Excerpt to read
+===+
POSTED BY: Joel Klein
3 Replies
First, I must state that I know very little about regular expressions, so take all of this with a grain of salt.

My guess was that string patterns either translate to regular expressions, or very likely call a regex library behind the scenes.  So, it looks like we need to do some more spelunking today emoticon Trying to find out if the former is the case, I found StringPattern`PatternConvert, which seems to convert strings patterns to regexes.  Whether this is really how string patterns work, or this function is used for something else, I do not know ...  But let's work under the assumption that all string patterns get translated to regexes first.  (I do have to note though that StringPattern`PatternConvert is written in Mathematica, and I can read its code, while Information[] reveals no readable code for StringMatchQ.  Also, Trace, wouldn't reveal any calls to PatternConvert when running StringMatchQ)

Some observations:
  • In regular expressions, EndOfLine corresponds to $.  It indicates not a character, but a position in the string.  $ does not actually consume a character when matching.  It wouldn't make much sense to use $ in a way you used EndOfLine in Except.
  • In string patterns, Except is only allowed to contain a single character, but not a full word or a full pattern.  Except["word"] issues an error.  However, it is allowed to contain a list of characters too, as in Except[{"a", "b", "c"}].

Now let's see what Except translates to:  StringPattern`PatternConvert[Except["a"]]  -->  {"(?ms)[^a]", {}, {}, Hold}  So it translates to character classes. The "(?ms)" part is documented --- it indicates that newlines are allowed in the string.
+===+
Goal 1
Repeat the rows word for word, from the first one through the line containing "Bar [246,382,270,390]", with both of those lines included.
The rows that come next are unrelated to the forum post.

Given records
+===+
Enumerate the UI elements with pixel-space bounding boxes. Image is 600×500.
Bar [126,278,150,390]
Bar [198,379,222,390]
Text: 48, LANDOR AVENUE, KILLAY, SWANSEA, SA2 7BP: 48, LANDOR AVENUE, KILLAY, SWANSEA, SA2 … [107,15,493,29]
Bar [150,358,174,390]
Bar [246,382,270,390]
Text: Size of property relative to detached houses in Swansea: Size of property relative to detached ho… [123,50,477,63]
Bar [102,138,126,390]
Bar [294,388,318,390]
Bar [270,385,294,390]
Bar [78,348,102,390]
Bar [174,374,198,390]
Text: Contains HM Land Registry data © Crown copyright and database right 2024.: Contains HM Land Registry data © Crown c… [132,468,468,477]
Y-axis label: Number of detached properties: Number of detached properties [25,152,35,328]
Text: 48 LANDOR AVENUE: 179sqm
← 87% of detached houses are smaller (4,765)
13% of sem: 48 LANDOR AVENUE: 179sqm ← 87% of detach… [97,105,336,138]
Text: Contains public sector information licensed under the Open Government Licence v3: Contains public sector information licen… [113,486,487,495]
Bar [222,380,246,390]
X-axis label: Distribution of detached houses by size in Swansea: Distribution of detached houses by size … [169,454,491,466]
+===+
Goal 2
Transcribe the passage of the forum post on string patterns between "Now let's see" and "allowed in the string.", inclusive, keeping every word as it stands.

Written answer 1
Enumerate the UI elements with pixel-space bounding boxes. Image is 600×500.
Bar [126,278,150,390]
Bar [198,379,222,390]
Text: 48, LANDOR AVENUE, KILLAY, SWANSEA, SA2 7BP: 48, LANDOR AVENUE, KILLAY, SWANSEA, SA2 … [107,15,493,29]
Bar [150,358,174,390]
Bar [246,382,270,390]

Written answer 2
Now let's see what Except translates to:  StringPattern`PatternConvert[Except["a"]]  -->  {"(?ms)[^a]", {}, {}, Hold}  So it translates to character classes. The "(?ms)" part is documented --- it indicates that newlines are allowed in the string.